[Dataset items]
## begin

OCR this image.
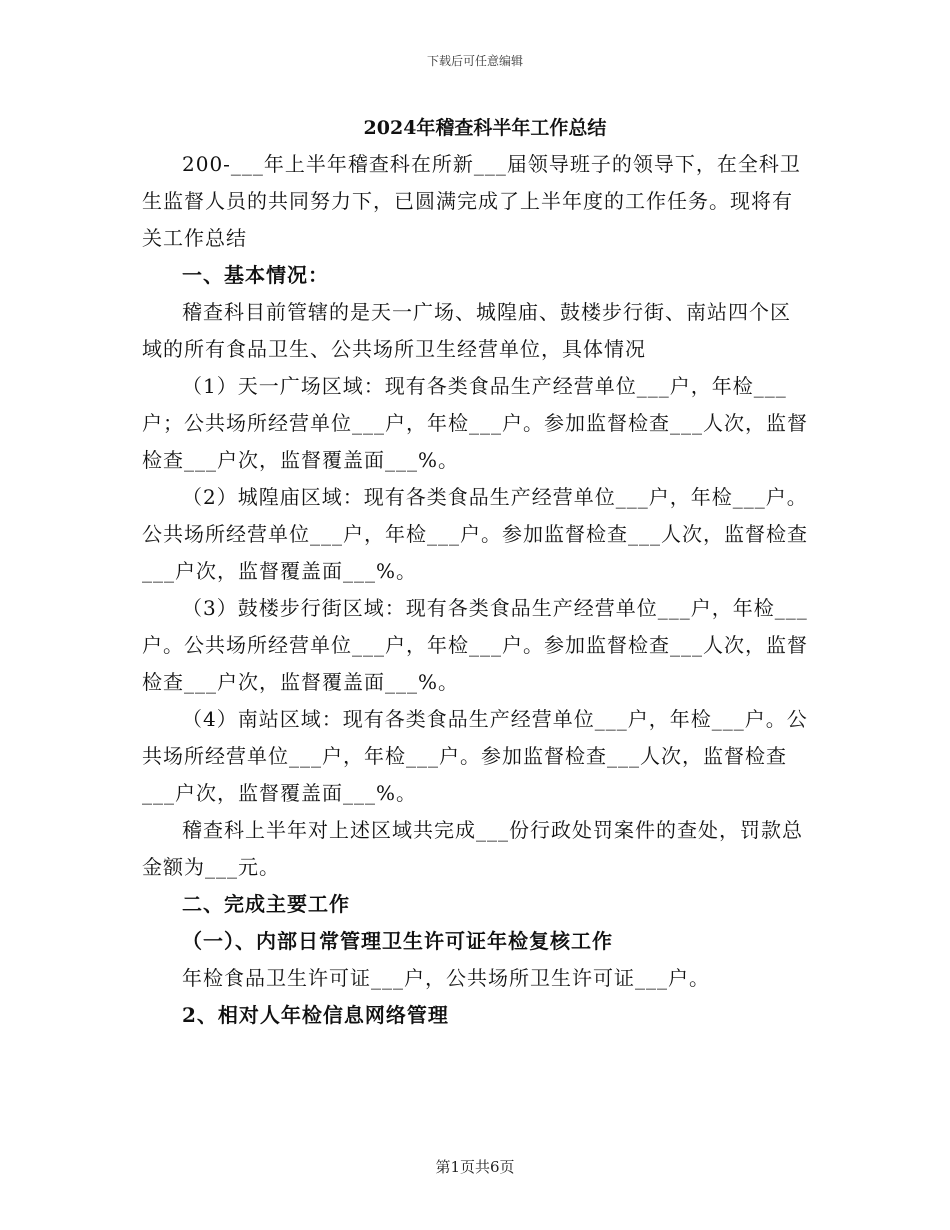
下载后可任意编辑
2024年稽查科半年工作总结

200-___年上半年稽查科在所新___届领导班子的领导下，在全科卫生监督人员的共同努力下，已圆满完成了上半年度的工作任务。现将有关工作总结

一、基本情况：

稽查科目前管辖的是天一广场、城隍庙、鼓楼步行街、南站四个区域的所有食品卫生、公共场所卫生经营单位，具体情况

（1）天一广场区域：现有各类食品生产经营单位___户，年检___户；公共场所经营单位___户，年检___户。参加监督检查___人次，监督检查___户次，监督覆盖面___%。

（2）城隍庙区域：现有各类食品生产经营单位___户，年检___户。公共场所经营单位___户，年检___户。参加监督检查___人次，监督检查___户次，监督覆盖面___%。

（3）鼓楼步行街区域：现有各类食品生产经营单位___户，年检___户。公共场所经营单位___户，年检___户。参加监督检查___人次，监督检查___户次，监督覆盖面___%。

（4）南站区域：现有各类食品生产经营单位___户，年检___户。公共场所经营单位___户，年检___户。参加监督检查___人次，监督检查___户次，监督覆盖面___%。

稽查科上半年对上述区域共完成___份行政处罚案件的查处，罚款总金额为___元。

二、完成主要工作

（一）、内部日常管理卫生许可证年检复核工作

年检食品卫生许可证___户，公共场所卫生许可证___户。

2、相对人年检信息网络管理

第1页共6页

## end

Output each line exactly; omit every picture.

## [Task solution]
OCR this image.
下载后可任意编辑
2024年稽查科半年工作总结

200-___年上半年稽查科在所新___届领导班子的领导下，在全科卫生监督人员的共同努力下，已圆满完成了上半年度的工作任务。现将有关工作总结

一、基本情况：

稽查科目前管辖的是天一广场、城隍庙、鼓楼步行街、南站四个区域的所有食品卫生、公共场所卫生经营单位，具体情况

（1）天一广场区域：现有各类食品生产经营单位___户，年检___户；公共场所经营单位___户，年检___户。参加监督检查___人次，监督检查___户次，监督覆盖面___%。

（2）城隍庙区域：现有各类食品生产经营单位___户，年检___户。公共场所经营单位___户，年检___户。参加监督检查___人次，监督检查___户次，监督覆盖面___%。

（3）鼓楼步行街区域：现有各类食品生产经营单位___户，年检___户。公共场所经营单位___户，年检___户。参加监督检查___人次，监督检查___户次，监督覆盖面___%。

（4）南站区域：现有各类食品生产经营单位___户，年检___户。公共场所经营单位___户，年检___户。参加监督检查___人次，监督检查___户次，监督覆盖面___%。

稽查科上半年对上述区域共完成___份行政处罚案件的查处，罚款总金额为___元。

二、完成主要工作

（一）、内部日常管理卫生许可证年检复核工作

年检食品卫生许可证___户，公共场所卫生许可证___户。

2、相对人年检信息网络管理

第1页共6页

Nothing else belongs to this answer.